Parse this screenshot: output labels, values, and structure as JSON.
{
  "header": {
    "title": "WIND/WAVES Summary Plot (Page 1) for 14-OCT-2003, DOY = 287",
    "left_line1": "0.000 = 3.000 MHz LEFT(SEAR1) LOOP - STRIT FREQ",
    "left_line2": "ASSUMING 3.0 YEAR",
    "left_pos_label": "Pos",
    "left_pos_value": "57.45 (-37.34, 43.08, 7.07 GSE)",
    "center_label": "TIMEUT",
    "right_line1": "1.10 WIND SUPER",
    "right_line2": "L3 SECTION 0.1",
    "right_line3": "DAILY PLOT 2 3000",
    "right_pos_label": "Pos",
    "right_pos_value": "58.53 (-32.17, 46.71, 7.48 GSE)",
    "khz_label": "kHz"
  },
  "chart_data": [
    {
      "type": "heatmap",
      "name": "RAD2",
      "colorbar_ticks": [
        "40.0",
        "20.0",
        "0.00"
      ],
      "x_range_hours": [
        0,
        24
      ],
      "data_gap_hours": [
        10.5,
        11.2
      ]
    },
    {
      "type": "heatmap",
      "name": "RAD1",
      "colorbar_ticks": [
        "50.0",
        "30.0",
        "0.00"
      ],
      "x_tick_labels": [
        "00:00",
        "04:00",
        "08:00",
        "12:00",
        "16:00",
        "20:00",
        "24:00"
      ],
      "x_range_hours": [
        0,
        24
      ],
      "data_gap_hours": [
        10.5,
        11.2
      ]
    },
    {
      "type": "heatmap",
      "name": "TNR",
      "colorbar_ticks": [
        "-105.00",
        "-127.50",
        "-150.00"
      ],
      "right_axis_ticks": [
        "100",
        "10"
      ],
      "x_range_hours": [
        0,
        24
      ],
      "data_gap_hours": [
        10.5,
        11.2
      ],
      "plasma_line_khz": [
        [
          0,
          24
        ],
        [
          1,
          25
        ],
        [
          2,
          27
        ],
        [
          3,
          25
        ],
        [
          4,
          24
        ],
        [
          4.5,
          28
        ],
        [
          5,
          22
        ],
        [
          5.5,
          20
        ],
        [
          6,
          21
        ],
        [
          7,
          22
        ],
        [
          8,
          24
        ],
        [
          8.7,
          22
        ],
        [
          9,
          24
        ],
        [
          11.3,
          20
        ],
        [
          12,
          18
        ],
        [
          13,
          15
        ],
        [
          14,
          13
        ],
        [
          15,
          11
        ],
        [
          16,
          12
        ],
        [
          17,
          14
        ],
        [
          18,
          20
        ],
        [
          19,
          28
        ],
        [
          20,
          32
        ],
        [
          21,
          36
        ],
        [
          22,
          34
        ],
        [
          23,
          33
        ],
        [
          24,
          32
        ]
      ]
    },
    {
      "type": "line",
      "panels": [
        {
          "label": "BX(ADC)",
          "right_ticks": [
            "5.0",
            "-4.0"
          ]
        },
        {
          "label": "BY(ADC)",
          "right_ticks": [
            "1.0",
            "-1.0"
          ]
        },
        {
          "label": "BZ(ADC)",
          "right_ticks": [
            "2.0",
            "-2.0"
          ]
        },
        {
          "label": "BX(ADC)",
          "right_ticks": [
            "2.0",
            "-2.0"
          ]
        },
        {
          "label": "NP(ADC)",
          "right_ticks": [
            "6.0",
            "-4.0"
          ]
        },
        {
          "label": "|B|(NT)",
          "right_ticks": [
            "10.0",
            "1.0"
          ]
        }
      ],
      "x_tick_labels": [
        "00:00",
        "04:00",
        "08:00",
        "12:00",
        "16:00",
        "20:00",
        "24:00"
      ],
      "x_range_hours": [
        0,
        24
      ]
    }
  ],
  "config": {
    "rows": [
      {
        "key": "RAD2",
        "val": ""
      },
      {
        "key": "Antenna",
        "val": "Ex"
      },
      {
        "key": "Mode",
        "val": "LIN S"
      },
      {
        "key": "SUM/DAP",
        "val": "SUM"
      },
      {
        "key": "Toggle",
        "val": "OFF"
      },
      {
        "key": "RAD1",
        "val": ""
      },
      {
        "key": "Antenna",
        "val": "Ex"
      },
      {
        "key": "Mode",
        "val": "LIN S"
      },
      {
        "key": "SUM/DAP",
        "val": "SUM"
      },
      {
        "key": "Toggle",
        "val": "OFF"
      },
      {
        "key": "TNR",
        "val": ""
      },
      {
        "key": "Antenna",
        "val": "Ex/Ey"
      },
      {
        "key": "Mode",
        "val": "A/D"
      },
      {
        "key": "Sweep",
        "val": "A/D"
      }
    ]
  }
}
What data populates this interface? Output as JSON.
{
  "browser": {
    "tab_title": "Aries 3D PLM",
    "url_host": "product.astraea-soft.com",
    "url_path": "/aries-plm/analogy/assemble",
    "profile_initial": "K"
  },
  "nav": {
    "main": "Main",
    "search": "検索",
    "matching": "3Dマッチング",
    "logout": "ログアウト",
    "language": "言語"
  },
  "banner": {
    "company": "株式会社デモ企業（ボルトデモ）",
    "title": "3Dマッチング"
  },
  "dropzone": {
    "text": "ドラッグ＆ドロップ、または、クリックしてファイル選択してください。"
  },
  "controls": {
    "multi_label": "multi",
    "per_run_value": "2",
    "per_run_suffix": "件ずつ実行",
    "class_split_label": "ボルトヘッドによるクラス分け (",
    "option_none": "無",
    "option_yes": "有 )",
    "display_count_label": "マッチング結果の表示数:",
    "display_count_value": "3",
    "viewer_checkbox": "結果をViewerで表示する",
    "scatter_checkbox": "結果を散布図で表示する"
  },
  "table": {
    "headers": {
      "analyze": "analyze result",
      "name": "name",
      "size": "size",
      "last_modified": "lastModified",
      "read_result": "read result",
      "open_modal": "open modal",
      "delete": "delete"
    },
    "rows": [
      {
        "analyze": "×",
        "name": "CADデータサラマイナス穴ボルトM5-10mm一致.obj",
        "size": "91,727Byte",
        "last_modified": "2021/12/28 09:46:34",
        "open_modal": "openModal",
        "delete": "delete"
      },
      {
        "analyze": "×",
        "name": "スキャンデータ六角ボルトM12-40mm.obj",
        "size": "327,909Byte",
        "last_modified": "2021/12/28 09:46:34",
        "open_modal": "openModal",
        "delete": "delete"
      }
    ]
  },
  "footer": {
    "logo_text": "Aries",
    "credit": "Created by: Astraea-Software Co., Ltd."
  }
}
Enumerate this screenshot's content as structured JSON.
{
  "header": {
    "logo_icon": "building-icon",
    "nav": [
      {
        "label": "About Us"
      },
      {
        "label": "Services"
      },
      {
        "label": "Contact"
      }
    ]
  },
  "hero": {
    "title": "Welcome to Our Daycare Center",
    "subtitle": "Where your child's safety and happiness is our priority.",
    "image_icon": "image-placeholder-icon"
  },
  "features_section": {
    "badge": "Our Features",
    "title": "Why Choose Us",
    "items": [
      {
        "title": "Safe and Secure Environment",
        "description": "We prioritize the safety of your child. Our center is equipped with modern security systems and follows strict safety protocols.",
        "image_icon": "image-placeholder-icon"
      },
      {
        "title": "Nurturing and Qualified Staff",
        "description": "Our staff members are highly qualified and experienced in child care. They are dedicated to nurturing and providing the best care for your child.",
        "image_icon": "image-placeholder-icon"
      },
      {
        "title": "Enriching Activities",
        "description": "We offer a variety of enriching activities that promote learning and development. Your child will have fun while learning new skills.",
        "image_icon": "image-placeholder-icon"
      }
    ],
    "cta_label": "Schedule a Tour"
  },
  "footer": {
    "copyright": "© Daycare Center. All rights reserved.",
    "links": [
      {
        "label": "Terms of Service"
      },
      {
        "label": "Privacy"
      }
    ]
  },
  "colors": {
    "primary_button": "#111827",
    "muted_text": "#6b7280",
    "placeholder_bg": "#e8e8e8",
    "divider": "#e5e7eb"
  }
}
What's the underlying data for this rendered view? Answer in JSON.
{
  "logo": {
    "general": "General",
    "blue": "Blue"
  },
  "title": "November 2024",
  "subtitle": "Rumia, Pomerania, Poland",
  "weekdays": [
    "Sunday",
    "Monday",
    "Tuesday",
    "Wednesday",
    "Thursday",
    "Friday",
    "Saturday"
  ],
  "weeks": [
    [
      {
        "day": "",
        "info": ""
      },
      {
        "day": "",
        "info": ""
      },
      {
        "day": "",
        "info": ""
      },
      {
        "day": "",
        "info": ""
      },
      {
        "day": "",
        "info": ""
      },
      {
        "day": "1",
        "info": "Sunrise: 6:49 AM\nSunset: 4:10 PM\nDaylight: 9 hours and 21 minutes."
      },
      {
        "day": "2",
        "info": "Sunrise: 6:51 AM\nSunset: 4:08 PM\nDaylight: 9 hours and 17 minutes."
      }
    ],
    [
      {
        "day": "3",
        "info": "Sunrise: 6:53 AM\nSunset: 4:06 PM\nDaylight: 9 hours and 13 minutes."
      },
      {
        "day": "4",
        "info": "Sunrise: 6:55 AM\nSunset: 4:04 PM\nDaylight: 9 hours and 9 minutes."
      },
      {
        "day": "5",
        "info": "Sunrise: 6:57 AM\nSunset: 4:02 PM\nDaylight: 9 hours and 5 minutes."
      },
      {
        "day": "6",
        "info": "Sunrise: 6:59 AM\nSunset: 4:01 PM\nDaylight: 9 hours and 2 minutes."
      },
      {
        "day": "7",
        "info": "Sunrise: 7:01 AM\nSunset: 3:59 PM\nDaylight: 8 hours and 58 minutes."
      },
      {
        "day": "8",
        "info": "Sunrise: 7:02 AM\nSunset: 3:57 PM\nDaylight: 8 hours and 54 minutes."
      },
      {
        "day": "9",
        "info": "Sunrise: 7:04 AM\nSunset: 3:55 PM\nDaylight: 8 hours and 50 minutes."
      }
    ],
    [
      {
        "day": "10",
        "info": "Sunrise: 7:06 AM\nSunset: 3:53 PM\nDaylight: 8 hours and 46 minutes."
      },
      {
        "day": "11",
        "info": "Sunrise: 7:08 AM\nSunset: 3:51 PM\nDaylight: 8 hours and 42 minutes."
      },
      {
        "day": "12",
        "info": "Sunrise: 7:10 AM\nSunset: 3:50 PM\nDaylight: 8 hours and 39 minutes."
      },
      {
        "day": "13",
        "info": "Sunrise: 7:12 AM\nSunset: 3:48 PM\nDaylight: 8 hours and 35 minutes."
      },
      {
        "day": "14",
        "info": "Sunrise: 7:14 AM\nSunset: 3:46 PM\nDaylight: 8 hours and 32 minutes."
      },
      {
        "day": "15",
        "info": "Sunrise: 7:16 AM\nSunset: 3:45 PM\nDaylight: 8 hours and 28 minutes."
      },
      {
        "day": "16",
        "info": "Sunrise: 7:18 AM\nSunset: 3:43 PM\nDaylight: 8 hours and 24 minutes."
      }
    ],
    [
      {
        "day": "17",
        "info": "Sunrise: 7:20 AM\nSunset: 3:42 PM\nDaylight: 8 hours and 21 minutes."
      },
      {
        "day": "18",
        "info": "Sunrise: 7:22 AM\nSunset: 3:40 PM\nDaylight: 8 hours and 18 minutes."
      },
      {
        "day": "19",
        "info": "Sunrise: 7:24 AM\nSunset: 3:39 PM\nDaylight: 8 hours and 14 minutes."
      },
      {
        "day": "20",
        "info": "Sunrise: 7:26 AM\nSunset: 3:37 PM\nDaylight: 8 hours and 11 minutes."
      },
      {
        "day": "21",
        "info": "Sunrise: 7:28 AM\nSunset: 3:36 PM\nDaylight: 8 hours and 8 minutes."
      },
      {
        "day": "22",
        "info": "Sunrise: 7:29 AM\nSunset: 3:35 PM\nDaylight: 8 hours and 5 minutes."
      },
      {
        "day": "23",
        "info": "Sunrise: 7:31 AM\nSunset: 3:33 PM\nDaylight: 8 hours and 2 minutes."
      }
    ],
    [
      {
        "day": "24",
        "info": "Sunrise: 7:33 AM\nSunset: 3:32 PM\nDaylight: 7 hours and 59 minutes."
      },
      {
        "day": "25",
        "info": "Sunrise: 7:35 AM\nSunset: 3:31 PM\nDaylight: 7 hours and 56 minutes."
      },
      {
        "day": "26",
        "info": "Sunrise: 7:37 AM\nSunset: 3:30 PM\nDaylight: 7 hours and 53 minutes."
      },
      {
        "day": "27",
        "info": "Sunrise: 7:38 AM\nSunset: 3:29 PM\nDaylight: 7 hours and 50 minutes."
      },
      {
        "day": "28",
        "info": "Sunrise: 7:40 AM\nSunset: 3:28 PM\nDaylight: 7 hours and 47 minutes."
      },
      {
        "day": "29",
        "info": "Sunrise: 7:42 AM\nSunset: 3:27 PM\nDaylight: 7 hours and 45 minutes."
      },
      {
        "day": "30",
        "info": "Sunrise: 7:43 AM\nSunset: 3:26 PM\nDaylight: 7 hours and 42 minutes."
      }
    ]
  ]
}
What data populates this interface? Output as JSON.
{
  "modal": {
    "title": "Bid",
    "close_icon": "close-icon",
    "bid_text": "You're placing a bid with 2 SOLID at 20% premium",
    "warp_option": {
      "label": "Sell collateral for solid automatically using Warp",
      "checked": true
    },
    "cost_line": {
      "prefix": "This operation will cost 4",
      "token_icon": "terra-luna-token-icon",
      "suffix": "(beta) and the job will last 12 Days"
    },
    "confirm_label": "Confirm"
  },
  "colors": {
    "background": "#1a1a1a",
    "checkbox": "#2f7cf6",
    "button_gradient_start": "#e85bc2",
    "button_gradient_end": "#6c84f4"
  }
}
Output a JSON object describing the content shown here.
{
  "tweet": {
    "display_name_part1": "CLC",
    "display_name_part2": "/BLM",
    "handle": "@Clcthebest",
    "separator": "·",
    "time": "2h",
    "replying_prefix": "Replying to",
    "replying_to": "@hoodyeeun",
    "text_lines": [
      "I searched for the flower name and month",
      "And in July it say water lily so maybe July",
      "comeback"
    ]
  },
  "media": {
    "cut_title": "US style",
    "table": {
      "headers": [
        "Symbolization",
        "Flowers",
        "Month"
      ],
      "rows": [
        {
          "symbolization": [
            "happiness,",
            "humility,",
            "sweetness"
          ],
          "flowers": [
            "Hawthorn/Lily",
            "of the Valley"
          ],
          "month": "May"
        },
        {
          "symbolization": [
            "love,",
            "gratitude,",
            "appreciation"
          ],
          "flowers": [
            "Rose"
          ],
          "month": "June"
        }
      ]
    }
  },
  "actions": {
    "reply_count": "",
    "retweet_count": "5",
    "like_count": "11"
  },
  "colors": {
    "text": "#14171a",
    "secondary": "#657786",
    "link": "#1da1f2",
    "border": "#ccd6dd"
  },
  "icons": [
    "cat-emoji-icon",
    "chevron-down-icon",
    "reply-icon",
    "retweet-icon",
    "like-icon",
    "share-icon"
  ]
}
· · · ·
WORK TO BE COMPLETED → Pick out each line that holds the string "result".

SOLVED EXERCISE →
      "analyze": "analyze result",
      "read_result": "read result",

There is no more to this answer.